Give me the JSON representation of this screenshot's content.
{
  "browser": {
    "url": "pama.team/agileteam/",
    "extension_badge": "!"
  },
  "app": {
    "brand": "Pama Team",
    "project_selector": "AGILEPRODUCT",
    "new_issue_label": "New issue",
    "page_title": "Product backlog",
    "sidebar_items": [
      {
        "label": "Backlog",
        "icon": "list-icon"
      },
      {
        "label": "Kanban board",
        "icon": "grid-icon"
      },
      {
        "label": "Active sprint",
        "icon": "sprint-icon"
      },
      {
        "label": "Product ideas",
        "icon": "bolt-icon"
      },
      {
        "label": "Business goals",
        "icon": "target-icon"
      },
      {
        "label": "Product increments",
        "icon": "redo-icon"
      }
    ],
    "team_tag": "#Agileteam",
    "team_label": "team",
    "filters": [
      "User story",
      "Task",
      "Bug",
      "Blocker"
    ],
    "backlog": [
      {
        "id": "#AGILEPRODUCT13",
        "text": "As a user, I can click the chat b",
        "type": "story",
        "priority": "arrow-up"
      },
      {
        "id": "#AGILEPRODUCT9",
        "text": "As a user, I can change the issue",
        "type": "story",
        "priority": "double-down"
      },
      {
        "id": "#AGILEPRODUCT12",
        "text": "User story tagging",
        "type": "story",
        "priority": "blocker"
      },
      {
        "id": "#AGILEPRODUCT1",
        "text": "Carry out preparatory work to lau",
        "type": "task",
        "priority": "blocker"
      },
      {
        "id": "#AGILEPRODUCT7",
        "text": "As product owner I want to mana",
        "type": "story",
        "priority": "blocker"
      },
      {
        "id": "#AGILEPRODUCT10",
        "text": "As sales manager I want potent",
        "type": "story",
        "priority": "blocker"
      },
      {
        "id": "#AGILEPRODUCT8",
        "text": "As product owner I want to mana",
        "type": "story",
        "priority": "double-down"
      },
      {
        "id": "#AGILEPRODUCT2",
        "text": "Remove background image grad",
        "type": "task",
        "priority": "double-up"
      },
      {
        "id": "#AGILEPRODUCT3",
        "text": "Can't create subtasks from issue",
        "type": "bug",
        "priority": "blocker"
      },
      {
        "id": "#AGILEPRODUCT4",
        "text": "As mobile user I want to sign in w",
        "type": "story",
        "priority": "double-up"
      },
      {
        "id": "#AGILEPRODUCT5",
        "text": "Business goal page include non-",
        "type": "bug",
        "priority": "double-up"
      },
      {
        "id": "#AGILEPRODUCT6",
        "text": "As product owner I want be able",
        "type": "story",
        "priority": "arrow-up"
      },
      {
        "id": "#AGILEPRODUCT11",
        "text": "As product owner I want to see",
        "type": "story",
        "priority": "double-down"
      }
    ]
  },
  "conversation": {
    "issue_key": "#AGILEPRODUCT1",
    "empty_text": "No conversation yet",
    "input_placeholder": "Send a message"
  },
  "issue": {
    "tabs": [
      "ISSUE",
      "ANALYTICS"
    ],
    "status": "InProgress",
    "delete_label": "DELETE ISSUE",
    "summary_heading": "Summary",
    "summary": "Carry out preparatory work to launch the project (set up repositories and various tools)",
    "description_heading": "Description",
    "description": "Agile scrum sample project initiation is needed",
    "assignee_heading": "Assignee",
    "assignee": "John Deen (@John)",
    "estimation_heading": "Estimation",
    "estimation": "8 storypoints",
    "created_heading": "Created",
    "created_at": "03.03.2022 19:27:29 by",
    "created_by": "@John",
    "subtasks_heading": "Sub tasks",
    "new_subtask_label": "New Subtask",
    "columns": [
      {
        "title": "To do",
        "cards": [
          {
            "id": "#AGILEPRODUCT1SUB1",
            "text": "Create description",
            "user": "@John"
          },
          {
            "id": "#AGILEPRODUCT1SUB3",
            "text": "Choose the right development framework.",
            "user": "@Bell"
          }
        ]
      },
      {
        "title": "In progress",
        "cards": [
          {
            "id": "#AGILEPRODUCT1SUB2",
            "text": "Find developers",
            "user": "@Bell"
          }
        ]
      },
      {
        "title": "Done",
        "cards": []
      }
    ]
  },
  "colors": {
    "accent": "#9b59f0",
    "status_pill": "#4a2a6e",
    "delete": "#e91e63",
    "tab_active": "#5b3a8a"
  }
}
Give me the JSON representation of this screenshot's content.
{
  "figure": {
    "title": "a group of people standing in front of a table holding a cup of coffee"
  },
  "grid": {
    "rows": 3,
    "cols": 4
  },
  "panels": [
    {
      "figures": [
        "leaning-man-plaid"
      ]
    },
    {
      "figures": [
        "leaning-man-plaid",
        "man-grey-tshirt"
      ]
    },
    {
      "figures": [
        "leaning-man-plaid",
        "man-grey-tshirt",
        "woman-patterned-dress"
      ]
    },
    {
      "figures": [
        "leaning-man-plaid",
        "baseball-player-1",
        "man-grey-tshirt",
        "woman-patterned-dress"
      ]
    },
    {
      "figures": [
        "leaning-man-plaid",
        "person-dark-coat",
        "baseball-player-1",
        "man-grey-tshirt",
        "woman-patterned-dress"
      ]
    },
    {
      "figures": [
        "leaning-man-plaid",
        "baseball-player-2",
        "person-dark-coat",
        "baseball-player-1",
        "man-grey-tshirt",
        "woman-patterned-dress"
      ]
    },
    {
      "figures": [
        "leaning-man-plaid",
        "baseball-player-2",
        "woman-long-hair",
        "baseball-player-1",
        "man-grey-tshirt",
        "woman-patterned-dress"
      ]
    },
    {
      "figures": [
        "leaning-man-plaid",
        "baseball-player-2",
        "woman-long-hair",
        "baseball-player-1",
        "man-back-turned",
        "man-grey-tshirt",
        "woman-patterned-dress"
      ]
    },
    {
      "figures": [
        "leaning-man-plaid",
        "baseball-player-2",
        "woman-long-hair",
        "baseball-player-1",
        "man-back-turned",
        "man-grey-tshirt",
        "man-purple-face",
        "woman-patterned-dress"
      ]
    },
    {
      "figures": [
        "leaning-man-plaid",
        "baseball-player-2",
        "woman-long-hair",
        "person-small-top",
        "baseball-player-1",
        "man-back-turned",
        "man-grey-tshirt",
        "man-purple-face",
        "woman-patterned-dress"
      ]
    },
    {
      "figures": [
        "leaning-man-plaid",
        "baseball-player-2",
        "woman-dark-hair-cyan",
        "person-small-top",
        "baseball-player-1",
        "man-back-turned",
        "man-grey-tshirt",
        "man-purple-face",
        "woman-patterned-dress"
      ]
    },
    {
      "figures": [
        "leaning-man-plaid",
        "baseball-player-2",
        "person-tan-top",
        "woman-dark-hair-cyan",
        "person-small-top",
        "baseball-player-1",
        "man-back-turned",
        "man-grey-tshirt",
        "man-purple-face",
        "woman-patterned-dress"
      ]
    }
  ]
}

WHAT TO WORK ON
Tally up the lines with the word "conversation" in them, and answer with that number by itself.

TASK OUTPUT
2